**WORK TO BE COMPLETED:**
Pictures appear in the records below; write out everything else exactly.
===== GIVEN INFORMATION
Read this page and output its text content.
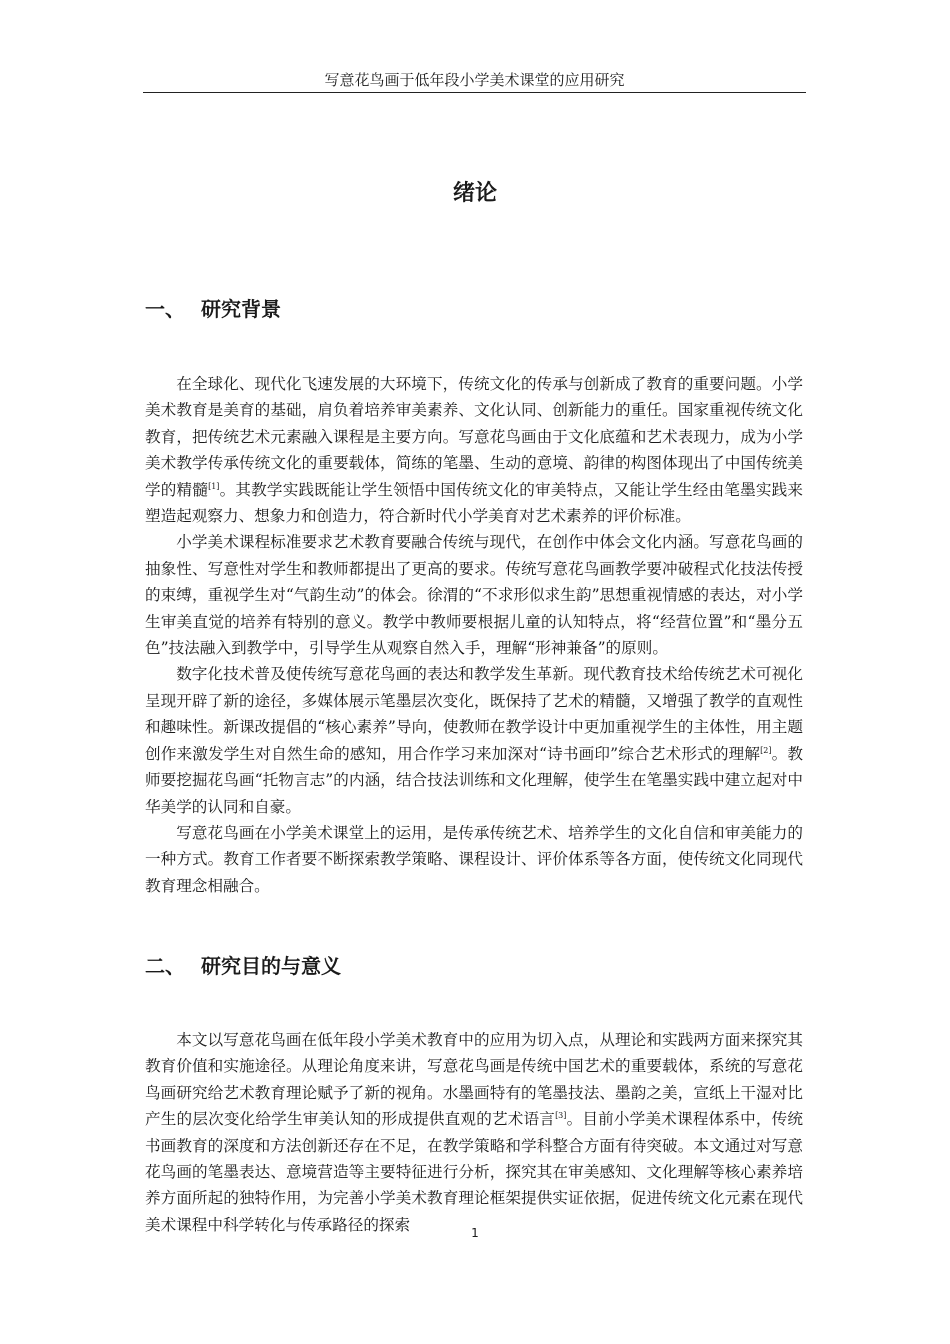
写意花鸟画于低年段小学美术课堂的应用研究
绪论
一、 研究背景

在全球化、现代化飞速发展的大环境下，传统文化的传承与创新成了教育的重要问题。小学美术教育是美育的基础，肩负着培养审美素养、文化认同、创新能力的重任。国家重视传统文化教育，把传统艺术元素融入课程是主要方向。写意花鸟画由于文化底蕴和艺术表现力，成为小学美术教学传承传统文化的重要载体，简练的笔墨、生动的意境、韵律的构图体现出了中国传统美学的精髓[1]。其教学实践既能让学生领悟中国传统文化的审美特点，又能让学生经由笔墨实践来塑造起观察力、想象力和创造力，符合新时代小学美育对艺术素养的评价标准。

小学美术课程标准要求艺术教育要融合传统与现代，在创作中体会文化内涵。写意花鸟画的抽象性、写意性对学生和教师都提出了更高的要求。传统写意花鸟画教学要冲破程式化技法传授的束缚，重视学生对“气韵生动”的体会。徐渭的“不求形似求生韵”思想重视情感的表达，对小学生审美直觉的培养有特别的意义。教学中教师要根据儿童的认知特点，将“经营位置”和“墨分五色”技法融入到教学中，引导学生从观察自然入手，理解“形神兼备”的原则。

数字化技术普及使传统写意花鸟画的表达和教学发生革新。现代教育技术给传统艺术可视化呈现开辟了新的途径，多媒体展示笔墨层次变化，既保持了艺术的精髓，又增强了教学的直观性和趣味性。新课改提倡的“核心素养”导向，使教师在教学设计中更加重视学生的主体性，用主题创作来激发学生对自然生命的感知，用合作学习来加深对“诗书画印”综合艺术形式的理解[2]。教师要挖掘花鸟画“托物言志”的内涵，结合技法训练和文化理解，使学生在笔墨实践中建立起对中华美学的认同和自豪。

写意花鸟画在小学美术课堂上的运用，是传承传统艺术、培养学生的文化自信和审美能力的一种方式。教育工作者要不断探索教学策略、课程设计、评价体系等各方面，使传统文化同现代教育理念相融合。

二、 研究目的与意义

本文以写意花鸟画在低年段小学美术教育中的应用为切入点，从理论和实践两方面来探究其教育价值和实施途径。从理论角度来讲，写意花鸟画是传统中国艺术的重要载体，系统的写意花鸟画研究给艺术教育理论赋予了新的视角。水墨画特有的笔墨技法、墨韵之美，宣纸上干湿对比产生的层次变化给学生审美认知的形成提供直观的艺术语言[3]。目前小学美术课程体系中，传统书画教育的深度和方法创新还存在不足，在教学策略和学科整合方面有待突破。本文通过对写意花鸟画的笔墨表达、意境营造等主要特征进行分析，探究其在审美感知、文化理解等核心素养培养方面所起的独特作用，为完善小学美术教育理论框架提供实证依据，促进传统文化元素在现代美术课程中科学转化与传承路径的探索	1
==========
**RESULT OF THIS EXERCISE:**
Read this page and output its text content.
写意花鸟画于低年段小学美术课堂的应用研究
绪论
一、 研究背景

在全球化、现代化飞速发展的大环境下，传统文化的传承与创新成了教育的重要问题。小学美术教育是美育的基础，肩负着培养审美素养、文化认同、创新能力的重任。国家重视传统文化教育，把传统艺术元素融入课程是主要方向。写意花鸟画由于文化底蕴和艺术表现力，成为小学美术教学传承传统文化的重要载体，简练的笔墨、生动的意境、韵律的构图体现出了中国传统美学的精髓[1]。其教学实践既能让学生领悟中国传统文化的审美特点，又能让学生经由笔墨实践来塑造起观察力、想象力和创造力，符合新时代小学美育对艺术素养的评价标准。

小学美术课程标准要求艺术教育要融合传统与现代，在创作中体会文化内涵。写意花鸟画的抽象性、写意性对学生和教师都提出了更高的要求。传统写意花鸟画教学要冲破程式化技法传授的束缚，重视学生对“气韵生动”的体会。徐渭的“不求形似求生韵”思想重视情感的表达，对小学生审美直觉的培养有特别的意义。教学中教师要根据儿童的认知特点，将“经营位置”和“墨分五色”技法融入到教学中，引导学生从观察自然入手，理解“形神兼备”的原则。

数字化技术普及使传统写意花鸟画的表达和教学发生革新。现代教育技术给传统艺术可视化呈现开辟了新的途径，多媒体展示笔墨层次变化，既保持了艺术的精髓，又增强了教学的直观性和趣味性。新课改提倡的“核心素养”导向，使教师在教学设计中更加重视学生的主体性，用主题创作来激发学生对自然生命的感知，用合作学习来加深对“诗书画印”综合艺术形式的理解[2]。教师要挖掘花鸟画“托物言志”的内涵，结合技法训练和文化理解，使学生在笔墨实践中建立起对中华美学的认同和自豪。

写意花鸟画在小学美术课堂上的运用，是传承传统艺术、培养学生的文化自信和审美能力的一种方式。教育工作者要不断探索教学策略、课程设计、评价体系等各方面，使传统文化同现代教育理念相融合。

二、 研究目的与意义

本文以写意花鸟画在低年段小学美术教育中的应用为切入点，从理论和实践两方面来探究其教育价值和实施途径。从理论角度来讲，写意花鸟画是传统中国艺术的重要载体，系统的写意花鸟画研究给艺术教育理论赋予了新的视角。水墨画特有的笔墨技法、墨韵之美，宣纸上干湿对比产生的层次变化给学生审美认知的形成提供直观的艺术语言[3]。目前小学美术课程体系中，传统书画教育的深度和方法创新还存在不足，在教学策略和学科整合方面有待突破。本文通过对写意花鸟画的笔墨表达、意境营造等主要特征进行分析，探究其在审美感知、文化理解等核心素养培养方面所起的独特作用，为完善小学美术教育理论框架提供实证依据，促进传统文化元素在现代美术课程中科学转化与传承路径的探索	1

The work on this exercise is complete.